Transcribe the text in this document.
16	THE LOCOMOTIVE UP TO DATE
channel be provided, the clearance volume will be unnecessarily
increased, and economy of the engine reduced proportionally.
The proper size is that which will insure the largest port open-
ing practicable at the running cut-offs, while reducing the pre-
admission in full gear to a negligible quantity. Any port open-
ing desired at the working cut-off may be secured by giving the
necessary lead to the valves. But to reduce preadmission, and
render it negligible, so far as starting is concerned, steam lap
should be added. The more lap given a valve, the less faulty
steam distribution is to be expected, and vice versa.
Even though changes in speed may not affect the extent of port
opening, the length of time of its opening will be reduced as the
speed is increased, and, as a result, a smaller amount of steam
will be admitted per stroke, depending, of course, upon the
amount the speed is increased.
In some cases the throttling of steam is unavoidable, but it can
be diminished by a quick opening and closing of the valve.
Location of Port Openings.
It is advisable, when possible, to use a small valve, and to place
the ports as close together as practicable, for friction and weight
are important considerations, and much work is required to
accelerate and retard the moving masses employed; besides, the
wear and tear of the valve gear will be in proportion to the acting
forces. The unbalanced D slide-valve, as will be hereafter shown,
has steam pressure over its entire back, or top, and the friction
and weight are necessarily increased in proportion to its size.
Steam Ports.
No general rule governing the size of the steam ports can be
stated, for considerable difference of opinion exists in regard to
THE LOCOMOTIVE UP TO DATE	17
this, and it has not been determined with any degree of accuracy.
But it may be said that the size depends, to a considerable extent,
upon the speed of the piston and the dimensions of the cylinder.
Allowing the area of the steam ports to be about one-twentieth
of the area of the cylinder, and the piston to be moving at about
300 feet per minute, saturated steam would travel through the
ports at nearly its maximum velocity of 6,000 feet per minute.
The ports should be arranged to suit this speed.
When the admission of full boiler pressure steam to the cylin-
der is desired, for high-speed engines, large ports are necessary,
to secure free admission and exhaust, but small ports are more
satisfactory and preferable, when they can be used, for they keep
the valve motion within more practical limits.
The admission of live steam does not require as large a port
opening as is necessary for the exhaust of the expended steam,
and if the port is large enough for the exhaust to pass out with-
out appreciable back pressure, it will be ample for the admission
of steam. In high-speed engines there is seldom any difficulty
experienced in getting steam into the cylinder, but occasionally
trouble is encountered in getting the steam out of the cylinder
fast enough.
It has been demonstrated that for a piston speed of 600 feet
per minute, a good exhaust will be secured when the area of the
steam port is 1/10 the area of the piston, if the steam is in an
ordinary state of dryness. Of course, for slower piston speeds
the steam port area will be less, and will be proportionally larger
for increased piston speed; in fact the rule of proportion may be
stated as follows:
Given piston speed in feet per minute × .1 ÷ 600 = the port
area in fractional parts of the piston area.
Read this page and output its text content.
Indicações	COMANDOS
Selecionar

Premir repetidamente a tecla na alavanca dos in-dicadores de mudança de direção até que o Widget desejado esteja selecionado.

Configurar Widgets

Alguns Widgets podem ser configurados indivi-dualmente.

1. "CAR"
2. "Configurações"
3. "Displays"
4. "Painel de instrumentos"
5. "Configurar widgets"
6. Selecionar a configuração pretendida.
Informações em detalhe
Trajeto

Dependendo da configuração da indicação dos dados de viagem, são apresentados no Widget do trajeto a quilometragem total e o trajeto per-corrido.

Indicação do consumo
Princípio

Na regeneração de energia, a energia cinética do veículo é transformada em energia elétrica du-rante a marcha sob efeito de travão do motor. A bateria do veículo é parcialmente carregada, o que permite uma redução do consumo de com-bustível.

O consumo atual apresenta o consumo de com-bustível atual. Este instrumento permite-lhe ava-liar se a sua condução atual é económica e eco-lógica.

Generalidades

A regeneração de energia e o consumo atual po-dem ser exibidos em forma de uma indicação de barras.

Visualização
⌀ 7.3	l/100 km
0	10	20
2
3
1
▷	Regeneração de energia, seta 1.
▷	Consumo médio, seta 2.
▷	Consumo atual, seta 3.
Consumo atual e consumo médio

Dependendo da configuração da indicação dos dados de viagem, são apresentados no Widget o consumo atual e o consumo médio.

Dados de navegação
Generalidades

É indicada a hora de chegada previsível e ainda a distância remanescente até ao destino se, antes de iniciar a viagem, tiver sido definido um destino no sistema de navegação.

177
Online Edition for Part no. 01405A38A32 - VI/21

§

▶ [Work to be completed]:
Repeat all the entries word for word.

▶ [Solution to the problem]:
Transcribe the text in this document.
16	THE LOCOMOTIVE UP TO DATE
channel be provided, the clearance volume will be unnecessarily
increased, and economy of the engine reduced proportionally.
The proper size is that which will insure the largest port open-
ing practicable at the running cut-offs, while reducing the pre-
admission in full gear to a negligible quantity. Any port open-
ing desired at the working cut-off may be secured by giving the
necessary lead to the valves. But to reduce preadmission, and
render it negligible, so far as starting is concerned, steam lap
should be added. The more lap given a valve, the less faulty
steam distribution is to be expected, and vice versa.
Even though changes in speed may not affect the extent of port
opening, the length of time of its opening will be reduced as the
speed is increased, and, as a result, a smaller amount of steam
will be admitted per stroke, depending, of course, upon the
amount the speed is increased.
In some cases the throttling of steam is unavoidable, but it can
be diminished by a quick opening and closing of the valve.
Location of Port Openings.
It is advisable, when possible, to use a small valve, and to place
the ports as close together as practicable, for friction and weight
are important considerations, and much work is required to
accelerate and retard the moving masses employed; besides, the
wear and tear of the valve gear will be in proportion to the acting
forces. The unbalanced D slide-valve, as will be hereafter shown,
has steam pressure over its entire back, or top, and the friction
and weight are necessarily increased in proportion to its size.
Steam Ports.
No general rule governing the size of the steam ports can be
stated, for considerable difference of opinion exists in regard to
THE LOCOMOTIVE UP TO DATE	17
this, and it has not been determined with any degree of accuracy.
But it may be said that the size depends, to a considerable extent,
upon the speed of the piston and the dimensions of the cylinder.
Allowing the area of the steam ports to be about one-twentieth
of the area of the cylinder, and the piston to be moving at about
300 feet per minute, saturated steam would travel through the
ports at nearly its maximum velocity of 6,000 feet per minute.
The ports should be arranged to suit this speed.
When the admission of full boiler pressure steam to the cylin-
der is desired, for high-speed engines, large ports are necessary,
to secure free admission and exhaust, but small ports are more
satisfactory and preferable, when they can be used, for they keep
the valve motion within more practical limits.
The admission of live steam does not require as large a port
opening as is necessary for the exhaust of the expended steam,
and if the port is large enough for the exhaust to pass out with-
out appreciable back pressure, it will be ample for the admission
of steam. In high-speed engines there is seldom any difficulty
experienced in getting steam into the cylinder, but occasionally
trouble is encountered in getting the steam out of the cylinder
fast enough.
It has been demonstrated that for a piston speed of 600 feet
per minute, a good exhaust will be secured when the area of the
steam port is 1/10 the area of the piston, if the steam is in an
ordinary state of dryness. Of course, for slower piston speeds
the steam port area will be less, and will be proportionally larger
for increased piston speed; in fact the rule of proportion may be
stated as follows:
Given piston speed in feet per minute × .1 ÷ 600 = the port
area in fractional parts of the piston area.
Read this page and output its text content.
Indicações	COMANDOS
Selecionar

Premir repetidamente a tecla na alavanca dos in-dicadores de mudança de direção até que o Widget desejado esteja selecionado.

Configurar Widgets

Alguns Widgets podem ser configurados indivi-dualmente.

1. "CAR"
2. "Configurações"
3. "Displays"
4. "Painel de instrumentos"
5. "Configurar widgets"
6. Selecionar a configuração pretendida.
Informações em detalhe
Trajeto

Dependendo da configuração da indicação dos dados de viagem, são apresentados no Widget do trajeto a quilometragem total e o trajeto per-corrido.

Indicação do consumo
Princípio

Na regeneração de energia, a energia cinética do veículo é transformada em energia elétrica du-rante a marcha sob efeito de travão do motor. A bateria do veículo é parcialmente carregada, o que permite uma redução do consumo de com-bustível.

O consumo atual apresenta o consumo de com-bustível atual. Este instrumento permite-lhe ava-liar se a sua condução atual é económica e eco-lógica.

Generalidades

A regeneração de energia e o consumo atual po-dem ser exibidos em forma de uma indicação de barras.

Visualização
⌀ 7.3	l/100 km
0	10	20
2
3
1
▷	Regeneração de energia, seta 1.
▷	Consumo médio, seta 2.
▷	Consumo atual, seta 3.
Consumo atual e consumo médio

Dependendo da configuração da indicação dos dados de viagem, são apresentados no Widget o consumo atual e o consumo médio.

Dados de navegação
Generalidades

É indicada a hora de chegada previsível e ainda a distância remanescente até ao destino se, antes de iniciar a viagem, tiver sido definido um destino no sistema de navegação.

177
Online Edition for Part no. 01405A38A32 - VI/21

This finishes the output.